WHAT THE EXERCISE ASKS:
Retype exactly the line holding "What text is on this page?" and each line that follows, down to the last one. Exclude pictures.

===

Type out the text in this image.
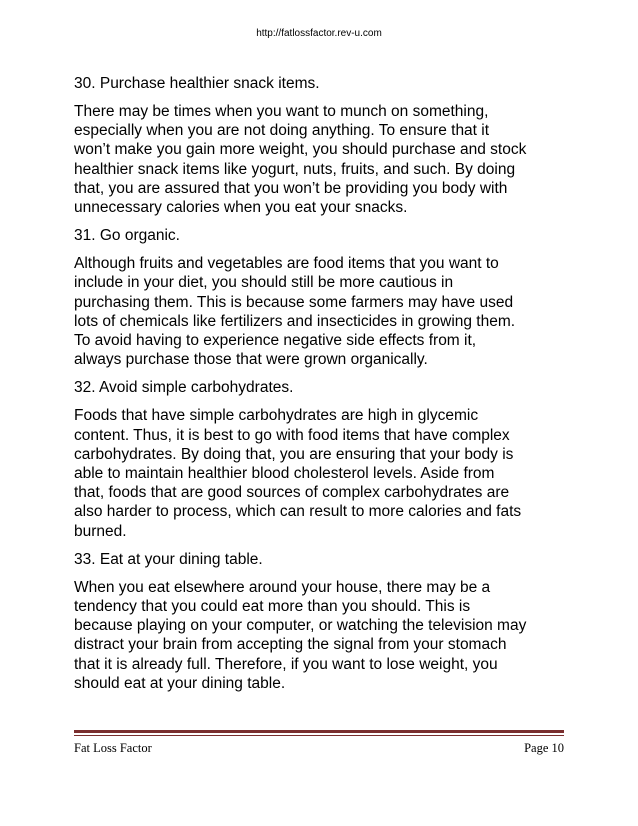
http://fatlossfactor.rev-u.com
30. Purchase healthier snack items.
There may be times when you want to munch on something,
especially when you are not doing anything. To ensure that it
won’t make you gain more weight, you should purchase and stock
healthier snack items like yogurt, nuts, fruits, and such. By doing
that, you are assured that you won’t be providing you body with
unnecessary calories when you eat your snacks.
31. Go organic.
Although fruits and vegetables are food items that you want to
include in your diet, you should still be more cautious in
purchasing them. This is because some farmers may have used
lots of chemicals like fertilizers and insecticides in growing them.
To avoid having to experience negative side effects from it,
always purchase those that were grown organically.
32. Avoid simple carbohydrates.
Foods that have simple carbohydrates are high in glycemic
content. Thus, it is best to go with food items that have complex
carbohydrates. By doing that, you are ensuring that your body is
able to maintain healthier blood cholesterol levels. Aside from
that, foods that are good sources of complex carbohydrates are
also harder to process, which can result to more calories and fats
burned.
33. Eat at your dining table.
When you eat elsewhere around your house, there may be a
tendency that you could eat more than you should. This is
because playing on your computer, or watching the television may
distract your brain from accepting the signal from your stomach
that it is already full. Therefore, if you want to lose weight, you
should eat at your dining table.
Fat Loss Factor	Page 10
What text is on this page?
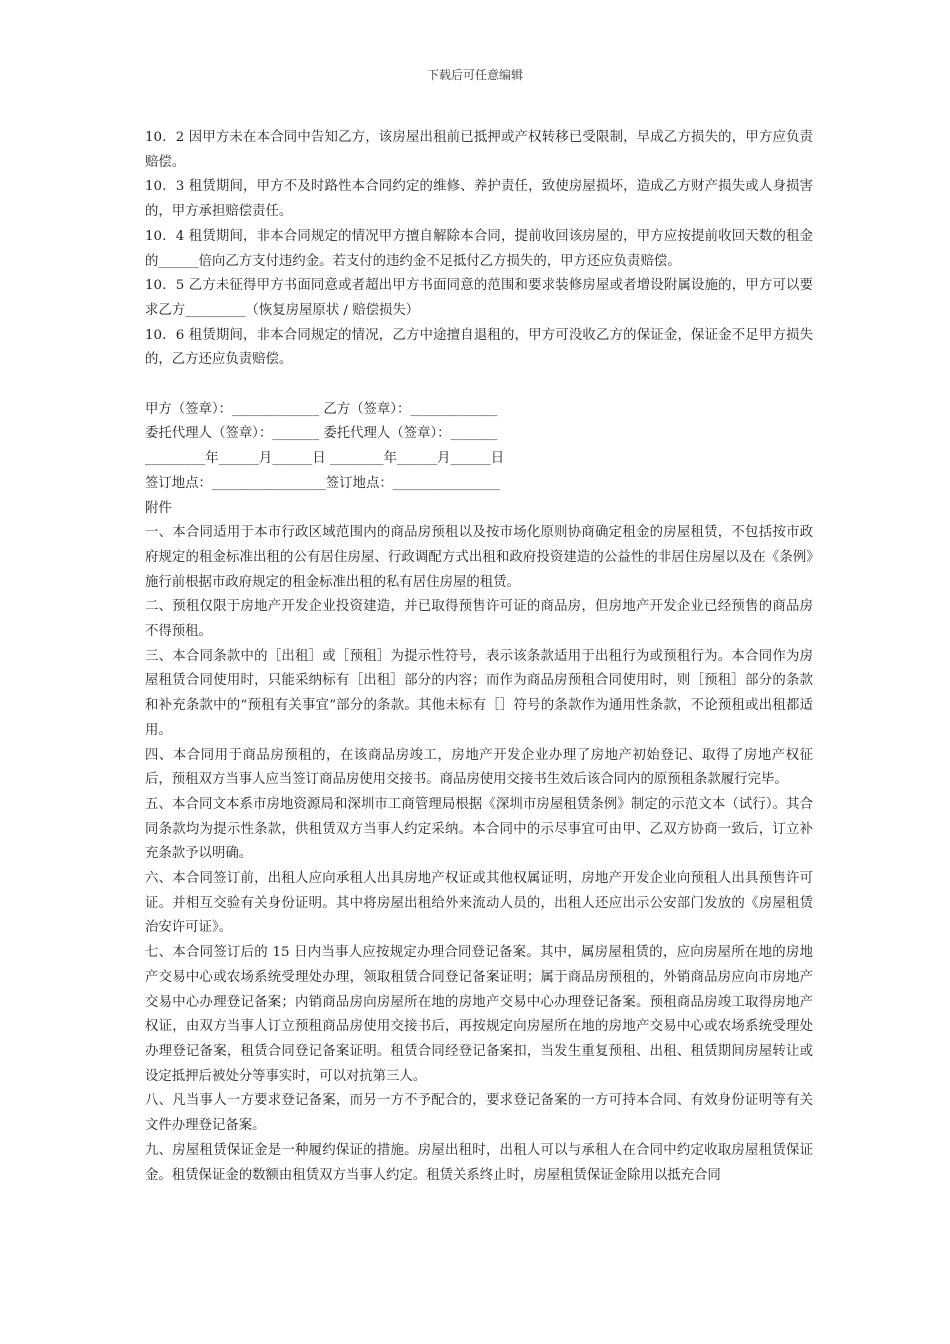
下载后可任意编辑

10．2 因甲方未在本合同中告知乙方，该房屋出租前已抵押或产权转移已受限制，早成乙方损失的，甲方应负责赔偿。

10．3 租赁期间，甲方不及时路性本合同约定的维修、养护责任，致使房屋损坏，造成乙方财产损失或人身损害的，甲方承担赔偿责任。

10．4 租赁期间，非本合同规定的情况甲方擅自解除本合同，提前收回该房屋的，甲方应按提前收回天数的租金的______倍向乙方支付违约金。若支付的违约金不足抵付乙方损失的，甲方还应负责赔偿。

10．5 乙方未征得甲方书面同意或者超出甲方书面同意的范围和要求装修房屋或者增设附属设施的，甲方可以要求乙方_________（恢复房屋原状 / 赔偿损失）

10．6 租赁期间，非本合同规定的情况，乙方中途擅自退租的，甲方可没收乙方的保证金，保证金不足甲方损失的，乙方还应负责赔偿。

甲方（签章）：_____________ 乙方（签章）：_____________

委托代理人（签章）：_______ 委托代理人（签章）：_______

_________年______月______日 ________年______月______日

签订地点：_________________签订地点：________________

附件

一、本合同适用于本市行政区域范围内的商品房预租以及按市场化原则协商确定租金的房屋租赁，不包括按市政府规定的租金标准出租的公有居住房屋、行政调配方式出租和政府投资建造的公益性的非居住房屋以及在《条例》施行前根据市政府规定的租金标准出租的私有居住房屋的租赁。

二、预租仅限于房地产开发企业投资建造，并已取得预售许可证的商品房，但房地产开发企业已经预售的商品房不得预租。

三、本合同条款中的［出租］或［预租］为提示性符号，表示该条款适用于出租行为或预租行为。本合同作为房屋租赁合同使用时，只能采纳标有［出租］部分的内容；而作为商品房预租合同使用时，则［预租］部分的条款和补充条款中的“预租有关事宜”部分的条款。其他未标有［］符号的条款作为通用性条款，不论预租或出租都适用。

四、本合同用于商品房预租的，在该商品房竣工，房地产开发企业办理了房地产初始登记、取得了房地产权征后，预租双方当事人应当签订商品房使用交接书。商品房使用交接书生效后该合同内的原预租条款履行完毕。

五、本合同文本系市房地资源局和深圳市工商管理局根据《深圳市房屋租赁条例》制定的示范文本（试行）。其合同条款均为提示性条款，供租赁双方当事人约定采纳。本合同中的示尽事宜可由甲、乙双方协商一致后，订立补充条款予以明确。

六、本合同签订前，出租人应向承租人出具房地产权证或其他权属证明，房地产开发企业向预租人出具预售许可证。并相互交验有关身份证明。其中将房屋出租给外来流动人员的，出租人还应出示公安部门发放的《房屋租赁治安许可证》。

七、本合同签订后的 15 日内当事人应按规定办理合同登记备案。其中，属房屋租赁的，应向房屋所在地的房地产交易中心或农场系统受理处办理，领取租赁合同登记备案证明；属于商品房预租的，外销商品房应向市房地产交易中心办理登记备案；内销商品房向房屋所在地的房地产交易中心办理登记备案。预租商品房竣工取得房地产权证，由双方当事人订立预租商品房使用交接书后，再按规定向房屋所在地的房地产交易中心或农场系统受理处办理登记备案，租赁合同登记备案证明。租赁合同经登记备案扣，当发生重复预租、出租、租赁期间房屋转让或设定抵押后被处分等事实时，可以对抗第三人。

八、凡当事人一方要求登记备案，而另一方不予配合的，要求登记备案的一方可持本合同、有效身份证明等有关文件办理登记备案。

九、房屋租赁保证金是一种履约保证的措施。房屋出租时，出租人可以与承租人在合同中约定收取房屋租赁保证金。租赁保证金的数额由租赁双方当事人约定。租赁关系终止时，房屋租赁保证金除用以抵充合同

===

OUTPUT OF THE EXERCISE:
What text is on this page?
下载后可任意编辑

10．2 因甲方未在本合同中告知乙方，该房屋出租前已抵押或产权转移已受限制，早成乙方损失的，甲方应负责赔偿。

10．3 租赁期间，甲方不及时路性本合同约定的维修、养护责任，致使房屋损坏，造成乙方财产损失或人身损害的，甲方承担赔偿责任。

10．4 租赁期间，非本合同规定的情况甲方擅自解除本合同，提前收回该房屋的，甲方应按提前收回天数的租金的______倍向乙方支付违约金。若支付的违约金不足抵付乙方损失的，甲方还应负责赔偿。

10．5 乙方未征得甲方书面同意或者超出甲方书面同意的范围和要求装修房屋或者增设附属设施的，甲方可以要求乙方_________（恢复房屋原状 / 赔偿损失）

10．6 租赁期间，非本合同规定的情况，乙方中途擅自退租的，甲方可没收乙方的保证金，保证金不足甲方损失的，乙方还应负责赔偿。

甲方（签章）：_____________ 乙方（签章）：_____________

委托代理人（签章）：_______ 委托代理人（签章）：_______

_________年______月______日 ________年______月______日

签订地点：_________________签订地点：________________

附件

一、本合同适用于本市行政区域范围内的商品房预租以及按市场化原则协商确定租金的房屋租赁，不包括按市政府规定的租金标准出租的公有居住房屋、行政调配方式出租和政府投资建造的公益性的非居住房屋以及在《条例》施行前根据市政府规定的租金标准出租的私有居住房屋的租赁。

二、预租仅限于房地产开发企业投资建造，并已取得预售许可证的商品房，但房地产开发企业已经预售的商品房不得预租。

三、本合同条款中的［出租］或［预租］为提示性符号，表示该条款适用于出租行为或预租行为。本合同作为房屋租赁合同使用时，只能采纳标有［出租］部分的内容；而作为商品房预租合同使用时，则［预租］部分的条款和补充条款中的“预租有关事宜”部分的条款。其他未标有［］符号的条款作为通用性条款，不论预租或出租都适用。

四、本合同用于商品房预租的，在该商品房竣工，房地产开发企业办理了房地产初始登记、取得了房地产权征后，预租双方当事人应当签订商品房使用交接书。商品房使用交接书生效后该合同内的原预租条款履行完毕。

五、本合同文本系市房地资源局和深圳市工商管理局根据《深圳市房屋租赁条例》制定的示范文本（试行）。其合同条款均为提示性条款，供租赁双方当事人约定采纳。本合同中的示尽事宜可由甲、乙双方协商一致后，订立补充条款予以明确。

六、本合同签订前，出租人应向承租人出具房地产权证或其他权属证明，房地产开发企业向预租人出具预售许可证。并相互交验有关身份证明。其中将房屋出租给外来流动人员的，出租人还应出示公安部门发放的《房屋租赁治安许可证》。

七、本合同签订后的 15 日内当事人应按规定办理合同登记备案。其中，属房屋租赁的，应向房屋所在地的房地产交易中心或农场系统受理处办理，领取租赁合同登记备案证明；属于商品房预租的，外销商品房应向市房地产交易中心办理登记备案；内销商品房向房屋所在地的房地产交易中心办理登记备案。预租商品房竣工取得房地产权证，由双方当事人订立预租商品房使用交接书后，再按规定向房屋所在地的房地产交易中心或农场系统受理处办理登记备案，租赁合同登记备案证明。租赁合同经登记备案扣，当发生重复预租、出租、租赁期间房屋转让或设定抵押后被处分等事实时，可以对抗第三人。

八、凡当事人一方要求登记备案，而另一方不予配合的，要求登记备案的一方可持本合同、有效身份证明等有关文件办理登记备案。

九、房屋租赁保证金是一种履约保证的措施。房屋出租时，出租人可以与承租人在合同中约定收取房屋租赁保证金。租赁保证金的数额由租赁双方当事人约定。租赁关系终止时，房屋租赁保证金除用以抵充合同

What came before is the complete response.